Stored data entries

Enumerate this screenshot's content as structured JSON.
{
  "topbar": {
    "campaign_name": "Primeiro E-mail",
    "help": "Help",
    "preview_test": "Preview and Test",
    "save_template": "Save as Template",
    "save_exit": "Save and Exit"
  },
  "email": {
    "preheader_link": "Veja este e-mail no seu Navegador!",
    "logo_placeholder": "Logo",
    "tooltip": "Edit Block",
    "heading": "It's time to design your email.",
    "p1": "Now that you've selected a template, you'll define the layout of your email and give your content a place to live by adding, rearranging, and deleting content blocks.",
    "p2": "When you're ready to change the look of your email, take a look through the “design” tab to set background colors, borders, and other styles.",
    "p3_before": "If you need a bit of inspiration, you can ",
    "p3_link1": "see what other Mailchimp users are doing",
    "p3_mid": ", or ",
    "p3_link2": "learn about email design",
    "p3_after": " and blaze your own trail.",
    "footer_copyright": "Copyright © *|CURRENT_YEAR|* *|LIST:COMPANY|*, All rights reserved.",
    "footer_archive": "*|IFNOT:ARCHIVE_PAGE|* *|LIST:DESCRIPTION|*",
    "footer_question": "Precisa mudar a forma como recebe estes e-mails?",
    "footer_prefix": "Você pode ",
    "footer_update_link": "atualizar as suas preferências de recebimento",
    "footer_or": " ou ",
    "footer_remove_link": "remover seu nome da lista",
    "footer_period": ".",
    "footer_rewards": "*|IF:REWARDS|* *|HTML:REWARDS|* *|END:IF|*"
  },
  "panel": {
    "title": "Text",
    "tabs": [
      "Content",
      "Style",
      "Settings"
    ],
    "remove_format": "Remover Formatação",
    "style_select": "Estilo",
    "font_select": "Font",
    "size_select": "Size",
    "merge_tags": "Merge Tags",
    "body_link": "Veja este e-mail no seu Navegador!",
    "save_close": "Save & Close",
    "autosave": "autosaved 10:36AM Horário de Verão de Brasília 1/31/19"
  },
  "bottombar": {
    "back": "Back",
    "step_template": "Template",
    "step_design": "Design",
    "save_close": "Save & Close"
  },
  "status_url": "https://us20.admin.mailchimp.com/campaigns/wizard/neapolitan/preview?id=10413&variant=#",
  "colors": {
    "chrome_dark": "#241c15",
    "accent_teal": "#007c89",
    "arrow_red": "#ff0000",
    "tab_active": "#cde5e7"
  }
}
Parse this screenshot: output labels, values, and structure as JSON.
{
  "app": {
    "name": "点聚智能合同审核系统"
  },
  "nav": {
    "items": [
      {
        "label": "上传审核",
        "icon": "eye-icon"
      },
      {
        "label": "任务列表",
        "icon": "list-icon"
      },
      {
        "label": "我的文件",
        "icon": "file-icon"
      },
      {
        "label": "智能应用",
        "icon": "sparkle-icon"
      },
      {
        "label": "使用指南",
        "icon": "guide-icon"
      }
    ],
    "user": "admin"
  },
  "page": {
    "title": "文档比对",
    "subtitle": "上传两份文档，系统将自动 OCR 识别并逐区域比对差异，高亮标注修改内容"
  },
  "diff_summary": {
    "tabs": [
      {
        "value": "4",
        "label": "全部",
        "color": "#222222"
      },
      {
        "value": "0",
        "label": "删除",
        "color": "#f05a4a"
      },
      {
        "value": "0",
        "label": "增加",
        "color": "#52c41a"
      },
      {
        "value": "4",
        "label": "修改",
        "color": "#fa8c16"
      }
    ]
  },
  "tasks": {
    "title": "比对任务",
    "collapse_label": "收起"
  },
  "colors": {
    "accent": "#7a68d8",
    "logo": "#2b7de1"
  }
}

■ **Exercise requirements**: Reproduce the data in full, exactly as presented.

■ **Task answer**:
Enumerate this screenshot's content as structured JSON.
{
  "topbar": {
    "campaign_name": "Primeiro E-mail",
    "help": "Help",
    "preview_test": "Preview and Test",
    "save_template": "Save as Template",
    "save_exit": "Save and Exit"
  },
  "email": {
    "preheader_link": "Veja este e-mail no seu Navegador!",
    "logo_placeholder": "Logo",
    "tooltip": "Edit Block",
    "heading": "It's time to design your email.",
    "p1": "Now that you've selected a template, you'll define the layout of your email and give your content a place to live by adding, rearranging, and deleting content blocks.",
    "p2": "When you're ready to change the look of your email, take a look through the “design” tab to set background colors, borders, and other styles.",
    "p3_before": "If you need a bit of inspiration, you can ",
    "p3_link1": "see what other Mailchimp users are doing",
    "p3_mid": ", or ",
    "p3_link2": "learn about email design",
    "p3_after": " and blaze your own trail.",
    "footer_copyright": "Copyright © *|CURRENT_YEAR|* *|LIST:COMPANY|*, All rights reserved.",
    "footer_archive": "*|IFNOT:ARCHIVE_PAGE|* *|LIST:DESCRIPTION|*",
    "footer_question": "Precisa mudar a forma como recebe estes e-mails?",
    "footer_prefix": "Você pode ",
    "footer_update_link": "atualizar as suas preferências de recebimento",
    "footer_or": " ou ",
    "footer_remove_link": "remover seu nome da lista",
    "footer_period": ".",
    "footer_rewards": "*|IF:REWARDS|* *|HTML:REWARDS|* *|END:IF|*"
  },
  "panel": {
    "title": "Text",
    "tabs": [
      "Content",
      "Style",
      "Settings"
    ],
    "remove_format": "Remover Formatação",
    "style_select": "Estilo",
    "font_select": "Font",
    "size_select": "Size",
    "merge_tags": "Merge Tags",
    "body_link": "Veja este e-mail no seu Navegador!",
    "save_close": "Save & Close",
    "autosave": "autosaved 10:36AM Horário de Verão de Brasília 1/31/19"
  },
  "bottombar": {
    "back": "Back",
    "step_template": "Template",
    "step_design": "Design",
    "save_close": "Save & Close"
  },
  "status_url": "https://us20.admin.mailchimp.com/campaigns/wizard/neapolitan/preview?id=10413&variant=#",
  "colors": {
    "chrome_dark": "#241c15",
    "accent_teal": "#007c89",
    "arrow_red": "#ff0000",
    "tab_active": "#cde5e7"
  }
}
Parse this screenshot: output labels, values, and structure as JSON.
{
  "app": {
    "name": "点聚智能合同审核系统"
  },
  "nav": {
    "items": [
      {
        "label": "上传审核",
        "icon": "eye-icon"
      },
      {
        "label": "任务列表",
        "icon": "list-icon"
      },
      {
        "label": "我的文件",
        "icon": "file-icon"
      },
      {
        "label": "智能应用",
        "icon": "sparkle-icon"
      },
      {
        "label": "使用指南",
        "icon": "guide-icon"
      }
    ],
    "user": "admin"
  },
  "page": {
    "title": "文档比对",
    "subtitle": "上传两份文档，系统将自动 OCR 识别并逐区域比对差异，高亮标注修改内容"
  },
  "diff_summary": {
    "tabs": [
      {
        "value": "4",
        "label": "全部",
        "color": "#222222"
      },
      {
        "value": "0",
        "label": "删除",
        "color": "#f05a4a"
      },
      {
        "value": "0",
        "label": "增加",
        "color": "#52c41a"
      },
      {
        "value": "4",
        "label": "修改",
        "color": "#fa8c16"
      }
    ]
  },
  "tasks": {
    "title": "比对任务",
    "collapse_label": "收起"
  },
  "colors": {
    "accent": "#7a68d8",
    "logo": "#2b7de1"
  }
}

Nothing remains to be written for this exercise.